[The problem]: Go over the entries below line by line, copying each one that contains the word "poles".

[Given records]:
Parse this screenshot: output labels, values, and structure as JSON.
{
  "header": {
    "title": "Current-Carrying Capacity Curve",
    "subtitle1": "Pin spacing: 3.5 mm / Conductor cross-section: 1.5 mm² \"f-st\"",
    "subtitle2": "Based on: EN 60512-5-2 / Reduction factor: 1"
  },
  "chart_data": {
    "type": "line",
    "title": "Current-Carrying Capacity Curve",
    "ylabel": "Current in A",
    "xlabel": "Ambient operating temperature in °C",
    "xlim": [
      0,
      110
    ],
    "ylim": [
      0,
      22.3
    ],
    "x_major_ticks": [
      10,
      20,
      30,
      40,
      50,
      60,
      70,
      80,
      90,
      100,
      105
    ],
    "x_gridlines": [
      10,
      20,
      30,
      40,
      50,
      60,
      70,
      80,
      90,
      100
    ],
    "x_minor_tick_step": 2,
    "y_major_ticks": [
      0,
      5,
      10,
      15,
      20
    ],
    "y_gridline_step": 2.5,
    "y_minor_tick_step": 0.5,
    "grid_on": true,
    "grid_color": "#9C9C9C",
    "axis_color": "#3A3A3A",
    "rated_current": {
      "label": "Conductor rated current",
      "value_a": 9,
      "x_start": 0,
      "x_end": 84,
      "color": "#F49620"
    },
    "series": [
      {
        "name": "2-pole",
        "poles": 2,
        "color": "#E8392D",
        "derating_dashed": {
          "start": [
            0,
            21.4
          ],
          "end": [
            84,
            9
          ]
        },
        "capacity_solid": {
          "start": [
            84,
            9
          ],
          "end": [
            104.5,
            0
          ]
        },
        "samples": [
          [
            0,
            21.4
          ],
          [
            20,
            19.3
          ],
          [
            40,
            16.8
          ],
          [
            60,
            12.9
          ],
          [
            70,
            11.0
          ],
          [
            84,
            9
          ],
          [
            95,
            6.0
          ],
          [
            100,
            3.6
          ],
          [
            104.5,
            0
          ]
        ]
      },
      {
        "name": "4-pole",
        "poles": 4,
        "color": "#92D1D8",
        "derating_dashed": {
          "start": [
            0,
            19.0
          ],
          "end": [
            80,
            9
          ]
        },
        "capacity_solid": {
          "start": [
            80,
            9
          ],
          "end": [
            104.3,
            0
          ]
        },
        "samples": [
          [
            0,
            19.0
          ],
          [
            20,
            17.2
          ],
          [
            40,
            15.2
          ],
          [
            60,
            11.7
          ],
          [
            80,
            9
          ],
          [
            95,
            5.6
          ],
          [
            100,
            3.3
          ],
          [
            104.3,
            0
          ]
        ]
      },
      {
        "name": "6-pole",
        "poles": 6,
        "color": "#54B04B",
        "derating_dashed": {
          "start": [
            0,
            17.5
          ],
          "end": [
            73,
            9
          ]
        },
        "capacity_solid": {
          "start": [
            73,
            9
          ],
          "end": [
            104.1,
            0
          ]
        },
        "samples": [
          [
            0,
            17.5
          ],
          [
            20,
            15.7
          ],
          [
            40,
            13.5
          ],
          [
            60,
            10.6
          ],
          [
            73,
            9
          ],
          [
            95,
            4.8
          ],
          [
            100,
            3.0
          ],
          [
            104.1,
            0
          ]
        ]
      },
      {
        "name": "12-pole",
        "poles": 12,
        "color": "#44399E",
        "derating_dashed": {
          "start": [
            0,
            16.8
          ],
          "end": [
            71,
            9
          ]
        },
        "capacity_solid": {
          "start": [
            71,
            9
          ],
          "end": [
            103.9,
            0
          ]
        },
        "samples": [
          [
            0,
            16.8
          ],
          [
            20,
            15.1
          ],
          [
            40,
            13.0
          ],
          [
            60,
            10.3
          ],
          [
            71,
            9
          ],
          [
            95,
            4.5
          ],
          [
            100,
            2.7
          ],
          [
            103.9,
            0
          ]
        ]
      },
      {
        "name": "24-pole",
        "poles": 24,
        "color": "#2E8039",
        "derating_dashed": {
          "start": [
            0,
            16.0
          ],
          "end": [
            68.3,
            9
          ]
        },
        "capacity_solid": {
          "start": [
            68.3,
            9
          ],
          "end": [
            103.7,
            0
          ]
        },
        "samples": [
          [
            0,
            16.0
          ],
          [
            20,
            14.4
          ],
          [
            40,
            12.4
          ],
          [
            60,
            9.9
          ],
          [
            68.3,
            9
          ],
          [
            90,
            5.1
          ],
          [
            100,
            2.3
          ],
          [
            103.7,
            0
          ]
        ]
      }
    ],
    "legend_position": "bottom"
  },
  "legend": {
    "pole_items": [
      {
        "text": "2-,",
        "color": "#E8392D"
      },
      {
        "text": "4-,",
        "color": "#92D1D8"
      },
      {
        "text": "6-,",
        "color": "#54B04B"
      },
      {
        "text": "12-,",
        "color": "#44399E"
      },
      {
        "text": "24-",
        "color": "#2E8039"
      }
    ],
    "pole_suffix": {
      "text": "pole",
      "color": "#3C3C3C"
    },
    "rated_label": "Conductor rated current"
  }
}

--

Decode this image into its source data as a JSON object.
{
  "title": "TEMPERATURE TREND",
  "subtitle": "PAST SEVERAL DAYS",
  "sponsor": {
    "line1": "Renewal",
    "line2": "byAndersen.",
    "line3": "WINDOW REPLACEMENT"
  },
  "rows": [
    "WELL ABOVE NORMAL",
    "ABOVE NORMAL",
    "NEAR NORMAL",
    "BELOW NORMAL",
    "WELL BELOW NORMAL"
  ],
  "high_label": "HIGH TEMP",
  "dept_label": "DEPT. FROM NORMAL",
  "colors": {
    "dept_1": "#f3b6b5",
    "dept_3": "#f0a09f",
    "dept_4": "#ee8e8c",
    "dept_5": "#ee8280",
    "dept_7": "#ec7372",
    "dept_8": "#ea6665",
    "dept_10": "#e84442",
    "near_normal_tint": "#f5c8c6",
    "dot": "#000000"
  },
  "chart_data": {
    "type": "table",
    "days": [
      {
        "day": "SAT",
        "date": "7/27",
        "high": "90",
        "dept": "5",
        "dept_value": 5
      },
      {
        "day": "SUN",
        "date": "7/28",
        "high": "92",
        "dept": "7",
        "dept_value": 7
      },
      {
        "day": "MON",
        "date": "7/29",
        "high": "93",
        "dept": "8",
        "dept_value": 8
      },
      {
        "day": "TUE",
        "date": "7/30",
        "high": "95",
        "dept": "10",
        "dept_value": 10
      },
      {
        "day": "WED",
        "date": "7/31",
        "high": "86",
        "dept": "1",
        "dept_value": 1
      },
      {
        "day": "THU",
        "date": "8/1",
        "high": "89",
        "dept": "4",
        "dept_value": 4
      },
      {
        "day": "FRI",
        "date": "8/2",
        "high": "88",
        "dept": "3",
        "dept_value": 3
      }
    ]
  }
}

[Task answer]:
        "poles": 2,
        "poles": 4,
        "poles": 6,
        "poles": 12,
        "poles": 24,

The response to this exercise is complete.